** Stated task **
Retype the whole listing, please, keeping every line exact and dropping the pictures.

** Supplied material **
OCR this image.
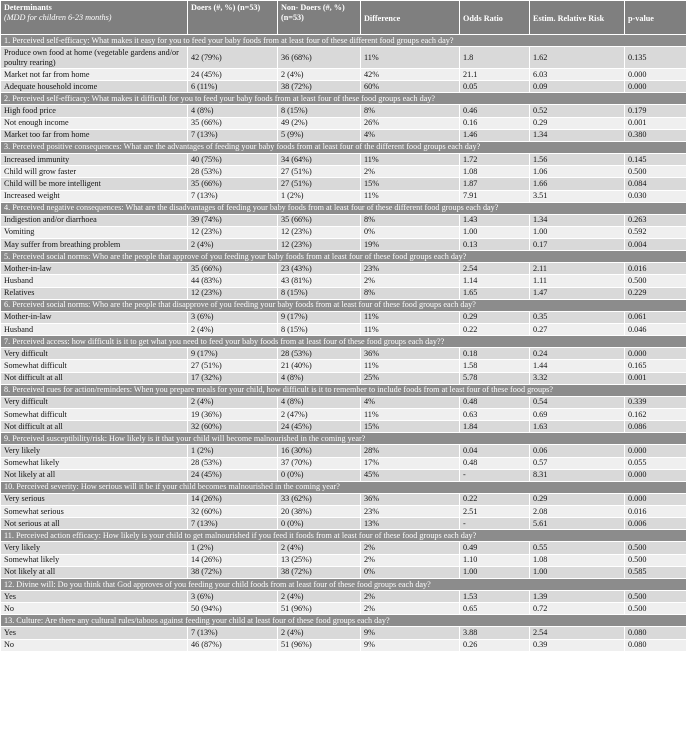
Determinants
(MDD for children 6-23 months)	Doers (#, %) (n=53)	Non- Doers (#, %) (n=53)	Difference	Odds Ratio	Estim. Relative Risk	p-value
1. Perceived self-efficacy: What makes it easy for you to feed your baby foods from at least four of these different food groups each day?						
Produce own food at home (vegetable gardens and/or poultry rearing)	42 (79%)	36 (68%)	11%	1.8	1.62	0.135
Market not far from home	24 (45%)	2 (4%)	42%	21.1	6.03	0.000
Adequate household income	6 (11%)	38 (72%)	60%	0.05	0.09	0.000
2. Perceived self-efficacy: What makes it difficult for you to feed your baby foods from at least four of these food groups each day?						
High food price	4 (8%)	8 (15%)	8%	0.46	0.52	0.179
Not enough income	35 (66%)	49 (2%)	26%	0.16	0.29	0.001
Market too far from home	7 (13%)	5 (9%)	4%	1.46	1.34	0.380
3. Perceived positive consequences: What are the advantages of feeding your baby foods from at least four of the different food groups each day?						
Increased immunity	40 (75%)	34 (64%)	11%	1.72	1.56	0.145
Child will grow faster	28 (53%)	27 (51%)	2%	1.08	1.06	0.500
Child will be more intelligent	35 (66%)	27 (51%)	15%	1.87	1.66	0.084
Increased weight	7 (13%)	1 (2%)	11%	7.91	3.51	0.030
4. Perceived negative consequences: What are the disadvantages of feeding your baby foods from at least four of these different food groups each day?						
Indigestion and/or diarrhoea	39 (74%)	35 (66%)	8%	1.43	1.34	0.263
Vomiting	12 (23%)	12 (23%)	0%	1.00	1.00	0.592
May suffer from breathing problem	2 (4%)	12 (23%)	19%	0.13	0.17	0.004
5. Perceived social norms: Who are the people that approve of you feeding your baby foods from at least four of these food groups each day?						
Mother-in-law	35 (66%)	23 (43%)	23%	2.54	2.11	0.016
Husband	44 (83%)	43 (81%)	2%	1.14	1.11	0.500
Relatives	12 (23%)	8 (15%)	8%	1.65	1.47	0.229
6. Perceived social norms: Who are the people that disapprove of you feeding your baby foods from at least four of these food groups each day?						
Mother-in-law	3 (6%)	9 (17%)	11%	0.29	0.35	0.061
Husband	2 (4%)	8 (15%)	11%	0.22	0.27	0.046
7. Perceived access: how difficult is it to get what you need to feed your baby foods from at least four of these food groups each day??						
Very difficult	9 (17%)	28 (53%)	36%	0.18	0.24	0.000
Somewhat difficult	27 (51%)	21 (40%)	11%	1.58	1.44	0.165
Not difficult at all	17 (32%)	4 (8%)	25%	5.78	3.32	0.001
8. Perceived cues for action/reminders: When you prepare meals for your child, how difficult is it to remember to include foods from at least four of these food groups?						
Very difficult	2 (4%)	4 (8%)	4%	0.48	0.54	0.339
Somewhat difficult	19 (36%)	2 (47%)	11%	0.63	0.69	0.162
Not difficult at all	32 (60%)	24 (45%)	15%	1.84	1.63	0.086
9. Perceived susceptibility/risk: How likely is it that your child will become malnourished in the coming year?						
Very likely	1 (2%)	16 (30%)	28%	0.04	0.06	0.000
Somewhat likely	28 (53%)	37 (70%)	17%	0.48	0.57	0.055
Not likely at all	24 (45%)	0 (0%)	45%	-	8.31	0.000
10. Perceived severity: How serious will it be if your child becomes malnourished in the coming year?						
Very serious	14 (26%)	33 (62%)	36%	0.22	0.29	0.000
Somewhat serious	32 (60%)	20 (38%)	23%	2.51	2.08	0.016
Not serious at all	7 (13%)	0 (0%)	13%	-	5.61	0.006
11. Perceived action efficacy: How likely is your child to get malnourished if you feed it foods from at least four of these food groups each day?						
Very likely	1 (2%)	2 (4%)	2%	0.49	0.55	0.500
Somewhat likely	14 (26%)	13 (25%)	2%	1.10	1.08	0.500
Not likely at all	38 (72%)	38 (72%)	0%	1.00	1.00	0.585
12. Divine will: Do you think that God approves of you feeding your child foods from at least four of these food groups each day?						
Yes	3 (6%)	2 (4%)	2%	1.53	1.39	0.500
No	50 (94%)	51 (96%)	2%	0.65	0.72	0.500
13. Culture: Are there any cultural rules/taboos against feeding your child at least four of these food groups each day?						
Yes	7 (13%)	2 (4%)	9%	3.88	2.54	0.080
No	46 (87%)	51 (96%)	9%	0.26	0.39	0.080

** Written answer **
OCR this image.
Determinants
(MDD for children 6-23 months)	Doers (#, %) (n=53)	Non- Doers (#, %) (n=53)	Difference	Odds Ratio	Estim. Relative Risk	p-value
1. Perceived self-efficacy: What makes it easy for you to feed your baby foods from at least four of these different food groups each day?						
Produce own food at home (vegetable gardens and/or poultry rearing)	42 (79%)	36 (68%)	11%	1.8	1.62	0.135
Market not far from home	24 (45%)	2 (4%)	42%	21.1	6.03	0.000
Adequate household income	6 (11%)	38 (72%)	60%	0.05	0.09	0.000
2. Perceived self-efficacy: What makes it difficult for you to feed your baby foods from at least four of these food groups each day?						
High food price	4 (8%)	8 (15%)	8%	0.46	0.52	0.179
Not enough income	35 (66%)	49 (2%)	26%	0.16	0.29	0.001
Market too far from home	7 (13%)	5 (9%)	4%	1.46	1.34	0.380
3. Perceived positive consequences: What are the advantages of feeding your baby foods from at least four of the different food groups each day?						
Increased immunity	40 (75%)	34 (64%)	11%	1.72	1.56	0.145
Child will grow faster	28 (53%)	27 (51%)	2%	1.08	1.06	0.500
Child will be more intelligent	35 (66%)	27 (51%)	15%	1.87	1.66	0.084
Increased weight	7 (13%)	1 (2%)	11%	7.91	3.51	0.030
4. Perceived negative consequences: What are the disadvantages of feeding your baby foods from at least four of these different food groups each day?						
Indigestion and/or diarrhoea	39 (74%)	35 (66%)	8%	1.43	1.34	0.263
Vomiting	12 (23%)	12 (23%)	0%	1.00	1.00	0.592
May suffer from breathing problem	2 (4%)	12 (23%)	19%	0.13	0.17	0.004
5. Perceived social norms: Who are the people that approve of you feeding your baby foods from at least four of these food groups each day?						
Mother-in-law	35 (66%)	23 (43%)	23%	2.54	2.11	0.016
Husband	44 (83%)	43 (81%)	2%	1.14	1.11	0.500
Relatives	12 (23%)	8 (15%)	8%	1.65	1.47	0.229
6. Perceived social norms: Who are the people that disapprove of you feeding your baby foods from at least four of these food groups each day?						
Mother-in-law	3 (6%)	9 (17%)	11%	0.29	0.35	0.061
Husband	2 (4%)	8 (15%)	11%	0.22	0.27	0.046
7. Perceived access: how difficult is it to get what you need to feed your baby foods from at least four of these food groups each day??						
Very difficult	9 (17%)	28 (53%)	36%	0.18	0.24	0.000
Somewhat difficult	27 (51%)	21 (40%)	11%	1.58	1.44	0.165
Not difficult at all	17 (32%)	4 (8%)	25%	5.78	3.32	0.001
8. Perceived cues for action/reminders: When you prepare meals for your child, how difficult is it to remember to include foods from at least four of these food groups?						
Very difficult	2 (4%)	4 (8%)	4%	0.48	0.54	0.339
Somewhat difficult	19 (36%)	2 (47%)	11%	0.63	0.69	0.162
Not difficult at all	32 (60%)	24 (45%)	15%	1.84	1.63	0.086
9. Perceived susceptibility/risk: How likely is it that your child will become malnourished in the coming year?						
Very likely	1 (2%)	16 (30%)	28%	0.04	0.06	0.000
Somewhat likely	28 (53%)	37 (70%)	17%	0.48	0.57	0.055
Not likely at all	24 (45%)	0 (0%)	45%	-	8.31	0.000
10. Perceived severity: How serious will it be if your child becomes malnourished in the coming year?						
Very serious	14 (26%)	33 (62%)	36%	0.22	0.29	0.000
Somewhat serious	32 (60%)	20 (38%)	23%	2.51	2.08	0.016
Not serious at all	7 (13%)	0 (0%)	13%	-	5.61	0.006
11. Perceived action efficacy: How likely is your child to get malnourished if you feed it foods from at least four of these food groups each day?						
Very likely	1 (2%)	2 (4%)	2%	0.49	0.55	0.500
Somewhat likely	14 (26%)	13 (25%)	2%	1.10	1.08	0.500
Not likely at all	38 (72%)	38 (72%)	0%	1.00	1.00	0.585
12. Divine will: Do you think that God approves of you feeding your child foods from at least four of these food groups each day?						
Yes	3 (6%)	2 (4%)	2%	1.53	1.39	0.500
No	50 (94%)	51 (96%)	2%	0.65	0.72	0.500
13. Culture: Are there any cultural rules/taboos against feeding your child at least four of these food groups each day?						
Yes	7 (13%)	2 (4%)	9%	3.88	2.54	0.080
No	46 (87%)	51 (96%)	9%	0.26	0.39	0.080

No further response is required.